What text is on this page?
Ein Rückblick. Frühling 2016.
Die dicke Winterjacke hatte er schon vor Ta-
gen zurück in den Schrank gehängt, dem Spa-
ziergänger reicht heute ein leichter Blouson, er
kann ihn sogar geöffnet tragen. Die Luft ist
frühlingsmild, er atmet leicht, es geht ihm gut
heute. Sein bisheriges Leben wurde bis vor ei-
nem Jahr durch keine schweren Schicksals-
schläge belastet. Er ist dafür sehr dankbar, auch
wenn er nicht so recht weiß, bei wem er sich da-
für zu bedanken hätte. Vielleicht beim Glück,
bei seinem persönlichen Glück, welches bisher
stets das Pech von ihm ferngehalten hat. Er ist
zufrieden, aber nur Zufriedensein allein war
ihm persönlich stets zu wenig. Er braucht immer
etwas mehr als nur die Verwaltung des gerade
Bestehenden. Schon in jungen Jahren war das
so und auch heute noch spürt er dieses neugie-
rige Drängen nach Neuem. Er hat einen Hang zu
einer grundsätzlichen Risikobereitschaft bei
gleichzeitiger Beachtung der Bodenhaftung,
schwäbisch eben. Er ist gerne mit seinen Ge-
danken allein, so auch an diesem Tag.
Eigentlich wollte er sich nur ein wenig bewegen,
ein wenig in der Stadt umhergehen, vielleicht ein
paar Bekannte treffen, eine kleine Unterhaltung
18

WHAT IS BEING ASKED:
Transcribe every record above exactly as it appears.

RESULT OF THIS TASK:
What text is on this page?
Ein Rückblick. Frühling 2016.
Die dicke Winterjacke hatte er schon vor Ta-
gen zurück in den Schrank gehängt, dem Spa-
ziergänger reicht heute ein leichter Blouson, er
kann ihn sogar geöffnet tragen. Die Luft ist
frühlingsmild, er atmet leicht, es geht ihm gut
heute. Sein bisheriges Leben wurde bis vor ei-
nem Jahr durch keine schweren Schicksals-
schläge belastet. Er ist dafür sehr dankbar, auch
wenn er nicht so recht weiß, bei wem er sich da-
für zu bedanken hätte. Vielleicht beim Glück,
bei seinem persönlichen Glück, welches bisher
stets das Pech von ihm ferngehalten hat. Er ist
zufrieden, aber nur Zufriedensein allein war
ihm persönlich stets zu wenig. Er braucht immer
etwas mehr als nur die Verwaltung des gerade
Bestehenden. Schon in jungen Jahren war das
so und auch heute noch spürt er dieses neugie-
rige Drängen nach Neuem. Er hat einen Hang zu
einer grundsätzlichen Risikobereitschaft bei
gleichzeitiger Beachtung der Bodenhaftung,
schwäbisch eben. Er ist gerne mit seinen Ge-
danken allein, so auch an diesem Tag.
Eigentlich wollte er sich nur ein wenig bewegen,
ein wenig in der Stadt umhergehen, vielleicht ein
paar Bekannte treffen, eine kleine Unterhaltung
18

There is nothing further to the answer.